= The problem =
Write out all of the entries exactly as given.

+ + + +

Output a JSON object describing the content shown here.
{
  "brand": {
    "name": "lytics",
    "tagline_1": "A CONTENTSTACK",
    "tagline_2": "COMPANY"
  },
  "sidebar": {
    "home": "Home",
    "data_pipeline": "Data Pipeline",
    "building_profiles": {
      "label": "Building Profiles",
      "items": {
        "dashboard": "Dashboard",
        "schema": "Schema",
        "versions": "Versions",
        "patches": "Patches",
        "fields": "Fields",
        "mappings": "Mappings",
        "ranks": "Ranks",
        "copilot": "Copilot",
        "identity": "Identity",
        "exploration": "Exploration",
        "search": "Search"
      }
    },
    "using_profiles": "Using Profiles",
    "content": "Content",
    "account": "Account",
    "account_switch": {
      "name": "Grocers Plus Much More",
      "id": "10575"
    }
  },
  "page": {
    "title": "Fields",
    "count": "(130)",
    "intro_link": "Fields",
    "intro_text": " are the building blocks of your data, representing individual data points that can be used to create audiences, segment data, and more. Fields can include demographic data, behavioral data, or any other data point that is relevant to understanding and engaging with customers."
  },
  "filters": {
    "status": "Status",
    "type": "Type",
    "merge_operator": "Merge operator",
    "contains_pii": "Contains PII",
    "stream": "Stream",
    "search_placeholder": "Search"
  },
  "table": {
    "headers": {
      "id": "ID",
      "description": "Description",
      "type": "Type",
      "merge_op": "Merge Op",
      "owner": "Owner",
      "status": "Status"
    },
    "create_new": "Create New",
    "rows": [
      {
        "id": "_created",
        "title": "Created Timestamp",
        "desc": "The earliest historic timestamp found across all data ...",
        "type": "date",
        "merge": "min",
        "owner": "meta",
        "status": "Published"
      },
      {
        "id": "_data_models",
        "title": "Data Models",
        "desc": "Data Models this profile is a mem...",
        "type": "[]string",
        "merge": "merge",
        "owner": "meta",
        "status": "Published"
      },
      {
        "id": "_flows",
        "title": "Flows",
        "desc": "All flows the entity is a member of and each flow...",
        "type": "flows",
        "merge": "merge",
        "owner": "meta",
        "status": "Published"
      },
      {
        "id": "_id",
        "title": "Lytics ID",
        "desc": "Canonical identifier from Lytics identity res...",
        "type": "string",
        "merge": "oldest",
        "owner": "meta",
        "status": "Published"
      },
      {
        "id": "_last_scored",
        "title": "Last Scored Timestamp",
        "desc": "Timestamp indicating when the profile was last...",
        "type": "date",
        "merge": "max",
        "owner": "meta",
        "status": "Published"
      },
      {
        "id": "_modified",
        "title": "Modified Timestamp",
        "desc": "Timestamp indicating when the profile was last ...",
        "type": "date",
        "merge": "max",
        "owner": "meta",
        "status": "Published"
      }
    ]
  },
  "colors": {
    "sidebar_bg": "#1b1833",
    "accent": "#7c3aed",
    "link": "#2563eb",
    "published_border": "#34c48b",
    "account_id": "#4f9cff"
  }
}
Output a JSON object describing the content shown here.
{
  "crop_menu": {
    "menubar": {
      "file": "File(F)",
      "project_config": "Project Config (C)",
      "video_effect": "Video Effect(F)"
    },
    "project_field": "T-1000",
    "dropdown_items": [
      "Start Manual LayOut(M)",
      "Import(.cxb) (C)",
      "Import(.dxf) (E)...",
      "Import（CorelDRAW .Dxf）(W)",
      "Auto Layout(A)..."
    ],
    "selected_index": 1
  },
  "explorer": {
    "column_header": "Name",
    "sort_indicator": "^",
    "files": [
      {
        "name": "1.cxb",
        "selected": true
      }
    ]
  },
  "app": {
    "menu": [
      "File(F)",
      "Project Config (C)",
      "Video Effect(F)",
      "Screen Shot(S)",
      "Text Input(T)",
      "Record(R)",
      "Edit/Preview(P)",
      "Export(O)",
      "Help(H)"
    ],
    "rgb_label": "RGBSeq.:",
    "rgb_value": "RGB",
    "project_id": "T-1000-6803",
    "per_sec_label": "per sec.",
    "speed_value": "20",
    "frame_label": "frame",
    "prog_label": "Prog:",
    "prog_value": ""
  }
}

+ + + +

= Solution to the problem =
Output a JSON object describing the content shown here.
{
  "brand": {
    "name": "lytics",
    "tagline_1": "A CONTENTSTACK",
    "tagline_2": "COMPANY"
  },
  "sidebar": {
    "home": "Home",
    "data_pipeline": "Data Pipeline",
    "building_profiles": {
      "label": "Building Profiles",
      "items": {
        "dashboard": "Dashboard",
        "schema": "Schema",
        "versions": "Versions",
        "patches": "Patches",
        "fields": "Fields",
        "mappings": "Mappings",
        "ranks": "Ranks",
        "copilot": "Copilot",
        "identity": "Identity",
        "exploration": "Exploration",
        "search": "Search"
      }
    },
    "using_profiles": "Using Profiles",
    "content": "Content",
    "account": "Account",
    "account_switch": {
      "name": "Grocers Plus Much More",
      "id": "10575"
    }
  },
  "page": {
    "title": "Fields",
    "count": "(130)",
    "intro_link": "Fields",
    "intro_text": " are the building blocks of your data, representing individual data points that can be used to create audiences, segment data, and more. Fields can include demographic data, behavioral data, or any other data point that is relevant to understanding and engaging with customers."
  },
  "filters": {
    "status": "Status",
    "type": "Type",
    "merge_operator": "Merge operator",
    "contains_pii": "Contains PII",
    "stream": "Stream",
    "search_placeholder": "Search"
  },
  "table": {
    "headers": {
      "id": "ID",
      "description": "Description",
      "type": "Type",
      "merge_op": "Merge Op",
      "owner": "Owner",
      "status": "Status"
    },
    "create_new": "Create New",
    "rows": [
      {
        "id": "_created",
        "title": "Created Timestamp",
        "desc": "The earliest historic timestamp found across all data ...",
        "type": "date",
        "merge": "min",
        "owner": "meta",
        "status": "Published"
      },
      {
        "id": "_data_models",
        "title": "Data Models",
        "desc": "Data Models this profile is a mem...",
        "type": "[]string",
        "merge": "merge",
        "owner": "meta",
        "status": "Published"
      },
      {
        "id": "_flows",
        "title": "Flows",
        "desc": "All flows the entity is a member of and each flow...",
        "type": "flows",
        "merge": "merge",
        "owner": "meta",
        "status": "Published"
      },
      {
        "id": "_id",
        "title": "Lytics ID",
        "desc": "Canonical identifier from Lytics identity res...",
        "type": "string",
        "merge": "oldest",
        "owner": "meta",
        "status": "Published"
      },
      {
        "id": "_last_scored",
        "title": "Last Scored Timestamp",
        "desc": "Timestamp indicating when the profile was last...",
        "type": "date",
        "merge": "max",
        "owner": "meta",
        "status": "Published"
      },
      {
        "id": "_modified",
        "title": "Modified Timestamp",
        "desc": "Timestamp indicating when the profile was last ...",
        "type": "date",
        "merge": "max",
        "owner": "meta",
        "status": "Published"
      }
    ]
  },
  "colors": {
    "sidebar_bg": "#1b1833",
    "accent": "#7c3aed",
    "link": "#2563eb",
    "published_border": "#34c48b",
    "account_id": "#4f9cff"
  }
}
Output a JSON object describing the content shown here.
{
  "crop_menu": {
    "menubar": {
      "file": "File(F)",
      "project_config": "Project Config (C)",
      "video_effect": "Video Effect(F)"
    },
    "project_field": "T-1000",
    "dropdown_items": [
      "Start Manual LayOut(M)",
      "Import(.cxb) (C)",
      "Import(.dxf) (E)...",
      "Import（CorelDRAW .Dxf）(W)",
      "Auto Layout(A)..."
    ],
    "selected_index": 1
  },
  "explorer": {
    "column_header": "Name",
    "sort_indicator": "^",
    "files": [
      {
        "name": "1.cxb",
        "selected": true
      }
    ]
  },
  "app": {
    "menu": [
      "File(F)",
      "Project Config (C)",
      "Video Effect(F)",
      "Screen Shot(S)",
      "Text Input(T)",
      "Record(R)",
      "Edit/Preview(P)",
      "Export(O)",
      "Help(H)"
    ],
    "rgb_label": "RGBSeq.:",
    "rgb_value": "RGB",
    "project_id": "T-1000-6803",
    "per_sec_label": "per sec.",
    "speed_value": "20",
    "frame_label": "frame",
    "prog_label": "Prog:",
    "prog_value": ""
  }
}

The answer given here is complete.